## Records to process
-- START --
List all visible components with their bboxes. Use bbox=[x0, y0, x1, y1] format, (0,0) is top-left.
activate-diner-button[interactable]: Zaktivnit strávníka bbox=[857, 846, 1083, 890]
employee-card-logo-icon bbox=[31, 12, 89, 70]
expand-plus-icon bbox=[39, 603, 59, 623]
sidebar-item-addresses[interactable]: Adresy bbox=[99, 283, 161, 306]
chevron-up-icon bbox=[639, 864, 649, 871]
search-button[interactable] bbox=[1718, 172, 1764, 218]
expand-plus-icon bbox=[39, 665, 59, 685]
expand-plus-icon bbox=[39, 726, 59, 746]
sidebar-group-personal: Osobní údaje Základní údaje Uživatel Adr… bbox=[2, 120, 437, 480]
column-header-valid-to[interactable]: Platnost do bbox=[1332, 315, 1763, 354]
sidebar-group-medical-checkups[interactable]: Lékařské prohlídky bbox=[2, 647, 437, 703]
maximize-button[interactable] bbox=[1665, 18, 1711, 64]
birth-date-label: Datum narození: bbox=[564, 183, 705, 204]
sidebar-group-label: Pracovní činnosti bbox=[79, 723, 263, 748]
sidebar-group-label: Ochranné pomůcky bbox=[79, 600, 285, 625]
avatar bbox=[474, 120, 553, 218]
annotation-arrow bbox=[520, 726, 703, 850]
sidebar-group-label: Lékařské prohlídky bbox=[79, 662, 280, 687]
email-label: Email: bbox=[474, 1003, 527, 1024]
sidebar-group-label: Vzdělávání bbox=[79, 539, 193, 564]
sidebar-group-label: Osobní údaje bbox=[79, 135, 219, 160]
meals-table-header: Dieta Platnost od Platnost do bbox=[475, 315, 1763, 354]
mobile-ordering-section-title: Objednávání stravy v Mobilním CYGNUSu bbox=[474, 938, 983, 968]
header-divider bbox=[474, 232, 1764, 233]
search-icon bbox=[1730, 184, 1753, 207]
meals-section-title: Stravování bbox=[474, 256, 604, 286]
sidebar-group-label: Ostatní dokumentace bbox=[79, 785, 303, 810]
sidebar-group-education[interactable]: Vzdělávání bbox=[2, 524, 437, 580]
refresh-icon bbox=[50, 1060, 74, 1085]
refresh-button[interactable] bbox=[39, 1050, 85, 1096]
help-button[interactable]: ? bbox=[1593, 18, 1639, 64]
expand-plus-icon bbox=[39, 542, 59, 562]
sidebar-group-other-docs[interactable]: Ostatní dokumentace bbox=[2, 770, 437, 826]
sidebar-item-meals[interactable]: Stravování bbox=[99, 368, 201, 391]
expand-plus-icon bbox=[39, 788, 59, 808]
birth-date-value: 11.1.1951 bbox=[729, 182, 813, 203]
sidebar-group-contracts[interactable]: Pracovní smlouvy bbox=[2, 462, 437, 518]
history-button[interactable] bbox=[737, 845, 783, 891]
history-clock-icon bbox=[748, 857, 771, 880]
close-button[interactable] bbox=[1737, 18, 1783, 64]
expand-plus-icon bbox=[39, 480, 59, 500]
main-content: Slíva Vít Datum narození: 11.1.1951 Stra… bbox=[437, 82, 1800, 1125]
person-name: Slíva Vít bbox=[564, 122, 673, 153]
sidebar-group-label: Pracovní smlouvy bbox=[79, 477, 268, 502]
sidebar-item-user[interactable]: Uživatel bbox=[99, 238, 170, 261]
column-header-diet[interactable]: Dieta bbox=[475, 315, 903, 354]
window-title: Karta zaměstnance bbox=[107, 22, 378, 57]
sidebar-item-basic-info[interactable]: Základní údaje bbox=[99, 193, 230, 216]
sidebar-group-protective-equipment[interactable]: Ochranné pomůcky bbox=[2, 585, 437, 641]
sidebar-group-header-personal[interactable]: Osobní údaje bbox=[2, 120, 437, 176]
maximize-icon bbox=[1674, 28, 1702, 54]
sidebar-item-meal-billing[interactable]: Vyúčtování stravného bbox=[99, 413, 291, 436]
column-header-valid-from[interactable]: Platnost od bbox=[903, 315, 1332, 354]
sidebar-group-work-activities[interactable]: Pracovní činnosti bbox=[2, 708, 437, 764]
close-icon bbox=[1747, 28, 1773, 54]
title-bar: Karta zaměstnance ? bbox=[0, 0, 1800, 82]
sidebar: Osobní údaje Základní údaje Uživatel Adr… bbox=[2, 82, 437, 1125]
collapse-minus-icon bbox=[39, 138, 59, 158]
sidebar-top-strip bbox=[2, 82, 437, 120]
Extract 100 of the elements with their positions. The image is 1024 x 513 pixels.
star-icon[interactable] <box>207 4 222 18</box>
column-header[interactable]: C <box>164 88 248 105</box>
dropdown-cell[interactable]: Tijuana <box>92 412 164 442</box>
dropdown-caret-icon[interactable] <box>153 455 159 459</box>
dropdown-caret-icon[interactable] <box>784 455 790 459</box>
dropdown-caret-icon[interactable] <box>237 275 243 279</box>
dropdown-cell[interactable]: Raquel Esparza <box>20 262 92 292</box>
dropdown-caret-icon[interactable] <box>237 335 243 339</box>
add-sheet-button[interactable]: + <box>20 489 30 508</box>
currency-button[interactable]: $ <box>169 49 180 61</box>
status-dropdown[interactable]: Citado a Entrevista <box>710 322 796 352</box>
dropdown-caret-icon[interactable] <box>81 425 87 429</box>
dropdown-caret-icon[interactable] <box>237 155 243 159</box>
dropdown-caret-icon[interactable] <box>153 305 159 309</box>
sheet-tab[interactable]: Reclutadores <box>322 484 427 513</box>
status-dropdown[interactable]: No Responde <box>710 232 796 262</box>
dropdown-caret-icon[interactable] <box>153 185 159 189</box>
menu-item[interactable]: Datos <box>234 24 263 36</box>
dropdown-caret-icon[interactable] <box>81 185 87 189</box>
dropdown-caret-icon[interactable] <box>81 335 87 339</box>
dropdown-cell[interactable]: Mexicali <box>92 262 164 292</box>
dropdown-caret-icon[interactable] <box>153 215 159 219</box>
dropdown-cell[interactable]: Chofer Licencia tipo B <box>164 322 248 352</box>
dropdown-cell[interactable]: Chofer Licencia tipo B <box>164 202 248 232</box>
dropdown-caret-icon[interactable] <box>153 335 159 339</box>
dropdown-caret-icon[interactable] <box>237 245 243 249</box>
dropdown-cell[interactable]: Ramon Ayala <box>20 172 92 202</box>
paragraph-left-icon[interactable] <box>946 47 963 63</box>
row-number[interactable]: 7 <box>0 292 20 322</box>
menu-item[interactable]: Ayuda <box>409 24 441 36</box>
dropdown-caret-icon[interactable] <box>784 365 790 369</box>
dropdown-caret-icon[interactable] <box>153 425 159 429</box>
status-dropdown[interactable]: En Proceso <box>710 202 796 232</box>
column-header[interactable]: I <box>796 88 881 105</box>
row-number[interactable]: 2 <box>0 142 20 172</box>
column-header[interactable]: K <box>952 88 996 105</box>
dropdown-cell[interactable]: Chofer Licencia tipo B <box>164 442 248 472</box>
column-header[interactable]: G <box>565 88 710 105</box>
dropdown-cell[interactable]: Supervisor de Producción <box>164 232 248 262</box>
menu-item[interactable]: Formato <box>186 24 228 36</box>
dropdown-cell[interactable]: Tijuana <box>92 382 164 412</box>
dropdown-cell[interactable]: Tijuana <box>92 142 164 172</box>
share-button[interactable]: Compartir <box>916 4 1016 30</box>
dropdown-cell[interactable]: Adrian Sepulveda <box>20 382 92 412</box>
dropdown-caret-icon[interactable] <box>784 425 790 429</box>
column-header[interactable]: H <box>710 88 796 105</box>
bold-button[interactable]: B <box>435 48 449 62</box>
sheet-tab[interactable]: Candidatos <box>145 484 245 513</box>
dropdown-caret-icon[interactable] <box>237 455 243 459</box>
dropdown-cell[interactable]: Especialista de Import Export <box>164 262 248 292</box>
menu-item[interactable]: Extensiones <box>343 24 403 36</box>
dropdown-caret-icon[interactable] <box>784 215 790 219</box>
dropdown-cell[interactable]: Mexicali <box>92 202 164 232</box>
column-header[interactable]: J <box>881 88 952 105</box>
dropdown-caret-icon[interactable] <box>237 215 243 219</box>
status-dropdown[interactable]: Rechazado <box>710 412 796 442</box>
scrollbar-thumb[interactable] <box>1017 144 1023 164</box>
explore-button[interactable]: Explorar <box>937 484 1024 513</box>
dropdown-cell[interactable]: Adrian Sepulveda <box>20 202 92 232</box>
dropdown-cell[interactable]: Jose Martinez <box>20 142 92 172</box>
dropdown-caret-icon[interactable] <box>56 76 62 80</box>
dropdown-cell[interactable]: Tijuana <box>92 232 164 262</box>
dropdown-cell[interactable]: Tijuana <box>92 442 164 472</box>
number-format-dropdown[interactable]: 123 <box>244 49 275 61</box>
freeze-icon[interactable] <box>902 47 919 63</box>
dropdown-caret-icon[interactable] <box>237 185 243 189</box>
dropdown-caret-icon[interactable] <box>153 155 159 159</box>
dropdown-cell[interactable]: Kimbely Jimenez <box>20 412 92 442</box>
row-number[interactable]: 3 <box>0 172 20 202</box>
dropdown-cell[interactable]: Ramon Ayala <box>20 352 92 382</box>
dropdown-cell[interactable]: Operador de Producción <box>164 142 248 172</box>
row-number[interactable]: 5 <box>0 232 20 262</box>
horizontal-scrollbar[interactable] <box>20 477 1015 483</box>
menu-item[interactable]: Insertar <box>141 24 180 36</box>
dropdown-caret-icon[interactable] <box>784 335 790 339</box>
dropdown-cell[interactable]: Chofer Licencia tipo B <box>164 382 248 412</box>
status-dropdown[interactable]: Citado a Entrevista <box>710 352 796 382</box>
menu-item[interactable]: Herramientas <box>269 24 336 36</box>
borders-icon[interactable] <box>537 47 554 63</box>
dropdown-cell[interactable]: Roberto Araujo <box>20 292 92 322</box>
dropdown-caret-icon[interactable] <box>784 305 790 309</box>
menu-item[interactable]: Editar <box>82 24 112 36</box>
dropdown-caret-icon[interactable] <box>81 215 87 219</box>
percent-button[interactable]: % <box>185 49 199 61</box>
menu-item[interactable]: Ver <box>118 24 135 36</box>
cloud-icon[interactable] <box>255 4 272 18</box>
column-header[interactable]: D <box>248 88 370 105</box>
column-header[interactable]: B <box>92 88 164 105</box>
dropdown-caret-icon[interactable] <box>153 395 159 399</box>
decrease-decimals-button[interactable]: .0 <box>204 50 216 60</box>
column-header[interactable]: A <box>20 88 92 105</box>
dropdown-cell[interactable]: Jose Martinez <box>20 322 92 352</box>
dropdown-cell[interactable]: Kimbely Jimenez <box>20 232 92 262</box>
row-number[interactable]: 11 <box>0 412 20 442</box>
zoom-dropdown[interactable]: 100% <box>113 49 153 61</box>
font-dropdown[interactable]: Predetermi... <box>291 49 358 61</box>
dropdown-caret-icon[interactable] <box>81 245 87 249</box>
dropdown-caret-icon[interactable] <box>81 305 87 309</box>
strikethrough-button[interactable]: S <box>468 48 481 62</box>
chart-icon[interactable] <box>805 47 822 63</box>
-- END --
## What the exercise asks
Copy the records above verbatim, starting at their first line and ending at the line containing "meals-section-title: Stravování bbox=[474, 256, 604, 286]", with both ends included.

## Answer
List all visible components with their bboxes. Use bbox=[x0, y0, x1, y1] format, (0,0) is top-left.
activate-diner-button[interactable]: Zaktivnit strávníka bbox=[857, 846, 1083, 890]
employee-card-logo-icon bbox=[31, 12, 89, 70]
expand-plus-icon bbox=[39, 603, 59, 623]
sidebar-item-addresses[interactable]: Adresy bbox=[99, 283, 161, 306]
chevron-up-icon bbox=[639, 864, 649, 871]
search-button[interactable] bbox=[1718, 172, 1764, 218]
expand-plus-icon bbox=[39, 665, 59, 685]
expand-plus-icon bbox=[39, 726, 59, 746]
sidebar-group-personal: Osobní údaje Základní údaje Uživatel Adr… bbox=[2, 120, 437, 480]
column-header-valid-to[interactable]: Platnost do bbox=[1332, 315, 1763, 354]
sidebar-group-medical-checkups[interactable]: Lékařské prohlídky bbox=[2, 647, 437, 703]
maximize-button[interactable] bbox=[1665, 18, 1711, 64]
birth-date-label: Datum narození: bbox=[564, 183, 705, 204]
sidebar-group-label: Pracovní činnosti bbox=[79, 723, 263, 748]
sidebar-group-label: Ochranné pomůcky bbox=[79, 600, 285, 625]
avatar bbox=[474, 120, 553, 218]
annotation-arrow bbox=[520, 726, 703, 850]
sidebar-group-label: Lékařské prohlídky bbox=[79, 662, 280, 687]
email-label: Email: bbox=[474, 1003, 527, 1024]
sidebar-group-label: Vzdělávání bbox=[79, 539, 193, 564]
sidebar-group-label: Osobní údaje bbox=[79, 135, 219, 160]
meals-table-header: Dieta Platnost od Platnost do bbox=[475, 315, 1763, 354]
mobile-ordering-section-title: Objednávání stravy v Mobilním CYGNUSu bbox=[474, 938, 983, 968]
header-divider bbox=[474, 232, 1764, 233]
search-icon bbox=[1730, 184, 1753, 207]
meals-section-title: Stravování bbox=[474, 256, 604, 286]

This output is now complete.